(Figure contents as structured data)

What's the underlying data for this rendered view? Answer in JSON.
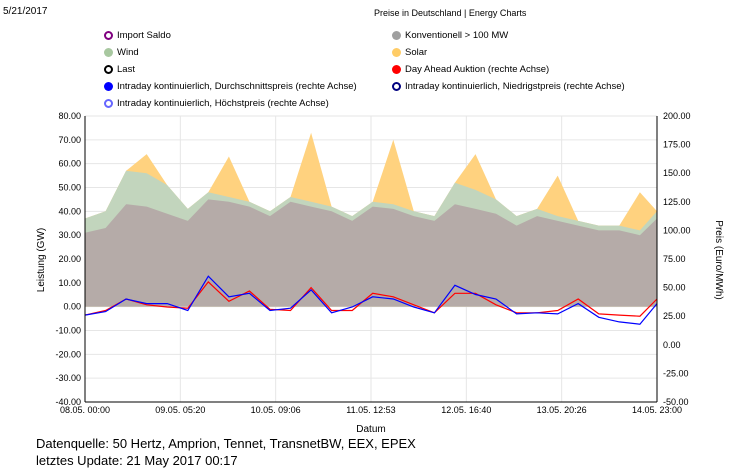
{
  "header": {
    "date": "5/21/2017",
    "title": "Preise in Deutschland | Energy Charts"
  },
  "legend": [
    {
      "label": "Import Saldo",
      "style": "hollow",
      "color": "#800080"
    },
    {
      "label": "Konventionell > 100 MW",
      "style": "filled",
      "color": "#a0a0a0"
    },
    {
      "label": "Wind",
      "style": "filled",
      "color": "#a8c8a0"
    },
    {
      "label": "Solar",
      "style": "filled",
      "color": "#ffcc66"
    },
    {
      "label": "Last",
      "style": "hollow",
      "color": "#000000"
    },
    {
      "label": "Day Ahead Auktion (rechte Achse)",
      "style": "filled",
      "color": "#ff0000"
    },
    {
      "label": "Intraday kontinuierlich, Durchschnittspreis (rechte Achse)",
      "style": "filled",
      "color": "#0000ff"
    },
    {
      "label": "Intraday kontinuierlich, Niedrigstpreis (rechte Achse)",
      "style": "hollow",
      "color": "#000080"
    },
    {
      "label": "Intraday kontinuierlich, Höchstpreis (rechte Achse)",
      "style": "hollow",
      "color": "#6666ff"
    }
  ],
  "footer": {
    "source": "Datenquelle: 50 Hertz, Amprion, Tennet, TransnetBW, EEX, EPEX",
    "update": "letztes Update: 21 May 2017 00:17"
  },
  "chart_data": {
    "type": "area",
    "xlabel": "Datum",
    "ylabel": "Leistung (GW)",
    "y2label": "Preis (Euro/MWh)",
    "ylim": [
      -40,
      80
    ],
    "y2lim": [
      -50,
      200
    ],
    "x_tick_labels": [
      "08.05. 00:00",
      "09.05. 05:20",
      "10.05. 09:06",
      "11.05. 12:53",
      "12.05. 16:40",
      "13.05. 20:26",
      "14.05. 23:00"
    ],
    "y_tick_labels": [
      "80.00",
      "70.00",
      "60.00",
      "50.00",
      "40.00",
      "30.00",
      "20.00",
      "10.00",
      "0.00",
      "-10.00",
      "-20.00",
      "-30.00",
      "-40.00"
    ],
    "y2_tick_labels": [
      "200.00",
      "175.00",
      "150.00",
      "125.00",
      "100.00",
      "75.00",
      "50.00",
      "25.00",
      "0.00",
      "-25.00",
      "-50.00"
    ],
    "x_hours": [
      0,
      6,
      12,
      18,
      24,
      30,
      36,
      42,
      48,
      54,
      60,
      66,
      72,
      78,
      84,
      90,
      96,
      102,
      108,
      114,
      120,
      126,
      132,
      138,
      144,
      150,
      156,
      162,
      167
    ],
    "series": [
      {
        "name": "Konventionell > 100 MW",
        "color": "#b5aba8",
        "values": [
          31,
          33,
          43,
          42,
          39,
          36,
          45,
          44,
          42,
          38,
          44,
          42,
          40,
          36,
          42,
          41,
          38,
          36,
          43,
          41,
          39,
          34,
          38,
          36,
          34,
          32,
          32,
          30,
          37
        ]
      },
      {
        "name": "Wind",
        "color": "#c2d5bd",
        "values": [
          6,
          7,
          14,
          14,
          12,
          5,
          3,
          2,
          2,
          2,
          2,
          2,
          2,
          2,
          2,
          2,
          2,
          2,
          9,
          8,
          6,
          4,
          3,
          2,
          2,
          2,
          2,
          2,
          3
        ]
      },
      {
        "name": "Solar",
        "color": "#ffd27f",
        "values": [
          0,
          0,
          0,
          8,
          0,
          0,
          0,
          17,
          0,
          0,
          0,
          29,
          0,
          0,
          0,
          27,
          0,
          0,
          0,
          15,
          0,
          0,
          0,
          17,
          0,
          0,
          0,
          16,
          0
        ]
      },
      {
        "name": "Day Ahead Auktion (rechte Achse)",
        "color": "#ff0000",
        "axis": "right",
        "values": [
          26,
          30,
          40,
          35,
          33,
          32,
          55,
          38,
          47,
          31,
          30,
          50,
          30,
          30,
          45,
          42,
          35,
          28,
          45,
          45,
          35,
          28,
          28,
          30,
          40,
          27,
          26,
          25,
          40
        ]
      },
      {
        "name": "Intraday kontinuierlich, Durchschnittspreis (rechte Achse)",
        "color": "#0000ff",
        "axis": "right",
        "values": [
          26,
          29,
          40,
          36,
          36,
          30,
          60,
          42,
          45,
          30,
          32,
          48,
          28,
          33,
          42,
          40,
          33,
          28,
          52,
          44,
          40,
          27,
          28,
          27,
          36,
          24,
          20,
          18,
          36
        ]
      }
    ]
  }
}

*Task to complete*. Every line of the material is to be quoted exactly, with no pictures carried over.

*Worked answer*.
What's the underlying data for this rendered view? Answer in JSON.
{
  "header": {
    "date": "5/21/2017",
    "title": "Preise in Deutschland | Energy Charts"
  },
  "legend": [
    {
      "label": "Import Saldo",
      "style": "hollow",
      "color": "#800080"
    },
    {
      "label": "Konventionell > 100 MW",
      "style": "filled",
      "color": "#a0a0a0"
    },
    {
      "label": "Wind",
      "style": "filled",
      "color": "#a8c8a0"
    },
    {
      "label": "Solar",
      "style": "filled",
      "color": "#ffcc66"
    },
    {
      "label": "Last",
      "style": "hollow",
      "color": "#000000"
    },
    {
      "label": "Day Ahead Auktion (rechte Achse)",
      "style": "filled",
      "color": "#ff0000"
    },
    {
      "label": "Intraday kontinuierlich, Durchschnittspreis (rechte Achse)",
      "style": "filled",
      "color": "#0000ff"
    },
    {
      "label": "Intraday kontinuierlich, Niedrigstpreis (rechte Achse)",
      "style": "hollow",
      "color": "#000080"
    },
    {
      "label": "Intraday kontinuierlich, Höchstpreis (rechte Achse)",
      "style": "hollow",
      "color": "#6666ff"
    }
  ],
  "footer": {
    "source": "Datenquelle: 50 Hertz, Amprion, Tennet, TransnetBW, EEX, EPEX",
    "update": "letztes Update: 21 May 2017 00:17"
  },
  "chart_data": {
    "type": "area",
    "xlabel": "Datum",
    "ylabel": "Leistung (GW)",
    "y2label": "Preis (Euro/MWh)",
    "ylim": [
      -40,
      80
    ],
    "y2lim": [
      -50,
      200
    ],
    "x_tick_labels": [
      "08.05. 00:00",
      "09.05. 05:20",
      "10.05. 09:06",
      "11.05. 12:53",
      "12.05. 16:40",
      "13.05. 20:26",
      "14.05. 23:00"
    ],
    "y_tick_labels": [
      "80.00",
      "70.00",
      "60.00",
      "50.00",
      "40.00",
      "30.00",
      "20.00",
      "10.00",
      "0.00",
      "-10.00",
      "-20.00",
      "-30.00",
      "-40.00"
    ],
    "y2_tick_labels": [
      "200.00",
      "175.00",
      "150.00",
      "125.00",
      "100.00",
      "75.00",
      "50.00",
      "25.00",
      "0.00",
      "-25.00",
      "-50.00"
    ],
    "x_hours": [
      0,
      6,
      12,
      18,
      24,
      30,
      36,
      42,
      48,
      54,
      60,
      66,
      72,
      78,
      84,
      90,
      96,
      102,
      108,
      114,
      120,
      126,
      132,
      138,
      144,
      150,
      156,
      162,
      167
    ],
    "series": [
      {
        "name": "Konventionell > 100 MW",
        "color": "#b5aba8",
        "values": [
          31,
          33,
          43,
          42,
          39,
          36,
          45,
          44,
          42,
          38,
          44,
          42,
          40,
          36,
          42,
          41,
          38,
          36,
          43,
          41,
          39,
          34,
          38,
          36,
          34,
          32,
          32,
          30,
          37
        ]
      },
      {
        "name": "Wind",
        "color": "#c2d5bd",
        "values": [
          6,
          7,
          14,
          14,
          12,
          5,
          3,
          2,
          2,
          2,
          2,
          2,
          2,
          2,
          2,
          2,
          2,
          2,
          9,
          8,
          6,
          4,
          3,
          2,
          2,
          2,
          2,
          2,
          3
        ]
      },
      {
        "name": "Solar",
        "color": "#ffd27f",
        "values": [
          0,
          0,
          0,
          8,
          0,
          0,
          0,
          17,
          0,
          0,
          0,
          29,
          0,
          0,
          0,
          27,
          0,
          0,
          0,
          15,
          0,
          0,
          0,
          17,
          0,
          0,
          0,
          16,
          0
        ]
      },
      {
        "name": "Day Ahead Auktion (rechte Achse)",
        "color": "#ff0000",
        "axis": "right",
        "values": [
          26,
          30,
          40,
          35,
          33,
          32,
          55,
          38,
          47,
          31,
          30,
          50,
          30,
          30,
          45,
          42,
          35,
          28,
          45,
          45,
          35,
          28,
          28,
          30,
          40,
          27,
          26,
          25,
          40
        ]
      },
      {
        "name": "Intraday kontinuierlich, Durchschnittspreis (rechte Achse)",
        "color": "#0000ff",
        "axis": "right",
        "values": [
          26,
          29,
          40,
          36,
          36,
          30,
          60,
          42,
          45,
          30,
          32,
          48,
          28,
          33,
          42,
          40,
          33,
          28,
          52,
          44,
          40,
          27,
          28,
          27,
          36,
          24,
          20,
          18,
          36
        ]
      }
    ]
  }
}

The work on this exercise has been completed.